## To do
Search the listing below for the string "text" and show each line that contains it.

Extracted data entries:
## START

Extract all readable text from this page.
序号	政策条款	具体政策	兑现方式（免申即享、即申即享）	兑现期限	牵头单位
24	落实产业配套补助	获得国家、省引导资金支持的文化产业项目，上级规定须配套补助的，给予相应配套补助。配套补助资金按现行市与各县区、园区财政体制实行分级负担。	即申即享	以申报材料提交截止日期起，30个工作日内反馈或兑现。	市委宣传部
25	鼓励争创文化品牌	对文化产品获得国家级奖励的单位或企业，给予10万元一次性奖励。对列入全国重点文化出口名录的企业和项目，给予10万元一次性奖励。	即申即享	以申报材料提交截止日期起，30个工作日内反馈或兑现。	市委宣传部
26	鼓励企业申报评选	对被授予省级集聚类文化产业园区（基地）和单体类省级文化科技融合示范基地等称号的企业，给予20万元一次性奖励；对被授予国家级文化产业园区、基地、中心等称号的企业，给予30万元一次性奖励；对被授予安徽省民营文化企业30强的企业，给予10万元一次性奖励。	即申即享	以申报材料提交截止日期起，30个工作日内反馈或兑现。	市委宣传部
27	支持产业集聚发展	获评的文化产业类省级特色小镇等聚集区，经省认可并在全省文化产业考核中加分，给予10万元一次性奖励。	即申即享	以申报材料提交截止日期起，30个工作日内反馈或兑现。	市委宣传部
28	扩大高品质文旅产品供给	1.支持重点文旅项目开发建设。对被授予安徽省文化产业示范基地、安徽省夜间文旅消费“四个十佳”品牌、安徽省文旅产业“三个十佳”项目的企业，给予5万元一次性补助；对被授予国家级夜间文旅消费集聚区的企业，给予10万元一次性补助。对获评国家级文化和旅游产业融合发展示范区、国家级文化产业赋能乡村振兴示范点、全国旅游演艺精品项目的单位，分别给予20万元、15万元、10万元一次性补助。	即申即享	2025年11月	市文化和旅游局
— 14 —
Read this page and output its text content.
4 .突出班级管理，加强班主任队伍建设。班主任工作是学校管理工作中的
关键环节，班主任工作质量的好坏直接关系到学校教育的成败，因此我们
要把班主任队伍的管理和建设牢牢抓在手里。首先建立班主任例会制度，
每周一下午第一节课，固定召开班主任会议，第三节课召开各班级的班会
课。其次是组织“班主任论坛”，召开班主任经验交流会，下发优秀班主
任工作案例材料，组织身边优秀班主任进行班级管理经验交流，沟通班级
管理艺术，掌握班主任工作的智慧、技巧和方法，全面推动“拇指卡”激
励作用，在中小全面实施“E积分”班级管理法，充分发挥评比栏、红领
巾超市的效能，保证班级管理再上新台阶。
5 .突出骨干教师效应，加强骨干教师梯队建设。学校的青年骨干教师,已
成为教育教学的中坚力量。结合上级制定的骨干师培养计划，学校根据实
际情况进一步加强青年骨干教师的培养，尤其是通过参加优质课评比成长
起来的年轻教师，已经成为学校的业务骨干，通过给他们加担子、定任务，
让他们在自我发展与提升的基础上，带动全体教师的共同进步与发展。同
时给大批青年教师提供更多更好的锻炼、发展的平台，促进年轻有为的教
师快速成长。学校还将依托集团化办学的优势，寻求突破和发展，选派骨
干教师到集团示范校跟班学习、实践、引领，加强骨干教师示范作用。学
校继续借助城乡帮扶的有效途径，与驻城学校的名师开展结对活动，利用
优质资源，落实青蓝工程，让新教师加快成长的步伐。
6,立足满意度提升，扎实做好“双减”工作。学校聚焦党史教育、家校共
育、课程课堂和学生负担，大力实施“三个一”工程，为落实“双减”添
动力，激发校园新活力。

## END

## Reply to the exercise
Extract all readable text from this page.
Read this page and output its text content.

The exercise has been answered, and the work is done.